→ **Aim of the exercise**:
Transcribe the records that follow, preserving every word.
Start of Data to process
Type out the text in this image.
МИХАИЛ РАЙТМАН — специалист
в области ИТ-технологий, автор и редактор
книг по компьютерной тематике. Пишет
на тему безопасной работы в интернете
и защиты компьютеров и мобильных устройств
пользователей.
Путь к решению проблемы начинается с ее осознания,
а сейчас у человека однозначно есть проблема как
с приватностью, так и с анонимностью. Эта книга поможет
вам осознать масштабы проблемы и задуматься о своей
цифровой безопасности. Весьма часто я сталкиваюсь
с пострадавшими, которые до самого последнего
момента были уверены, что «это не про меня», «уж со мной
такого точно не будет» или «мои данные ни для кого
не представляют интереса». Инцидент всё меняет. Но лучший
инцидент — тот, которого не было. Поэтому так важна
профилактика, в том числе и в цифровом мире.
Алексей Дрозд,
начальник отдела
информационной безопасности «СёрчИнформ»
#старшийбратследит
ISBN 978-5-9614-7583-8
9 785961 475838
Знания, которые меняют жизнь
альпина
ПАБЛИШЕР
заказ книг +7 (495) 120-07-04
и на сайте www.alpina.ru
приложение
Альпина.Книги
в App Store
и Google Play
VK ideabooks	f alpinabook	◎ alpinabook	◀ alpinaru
End of Data to process
→ **Response to the task**:
Type out the text in this image.
МИХАИЛ РАЙТМАН — специалист
в области ИТ-технологий, автор и редактор
книг по компьютерной тематике. Пишет
на тему безопасной работы в интернете
и защиты компьютеров и мобильных устройств
пользователей.
Путь к решению проблемы начинается с ее осознания,
а сейчас у человека однозначно есть проблема как
с приватностью, так и с анонимностью. Эта книга поможет
вам осознать масштабы проблемы и задуматься о своей
цифровой безопасности. Весьма часто я сталкиваюсь
с пострадавшими, которые до самого последнего
момента были уверены, что «это не про меня», «уж со мной
такого точно не будет» или «мои данные ни для кого
не представляют интереса». Инцидент всё меняет. Но лучший
инцидент — тот, которого не было. Поэтому так важна
профилактика, в том числе и в цифровом мире.
Алексей Дрозд,
начальник отдела
информационной безопасности «СёрчИнформ»
#старшийбратследит
ISBN 978-5-9614-7583-8
9 785961 475838
Знания, которые меняют жизнь
альпина
ПАБЛИШЕР
заказ книг +7 (495) 120-07-04
и на сайте www.alpina.ru
приложение
Альпина.Книги
в App Store
и Google Play
VK ideabooks	f alpinabook	◎ alpinabook	◀ alpinaru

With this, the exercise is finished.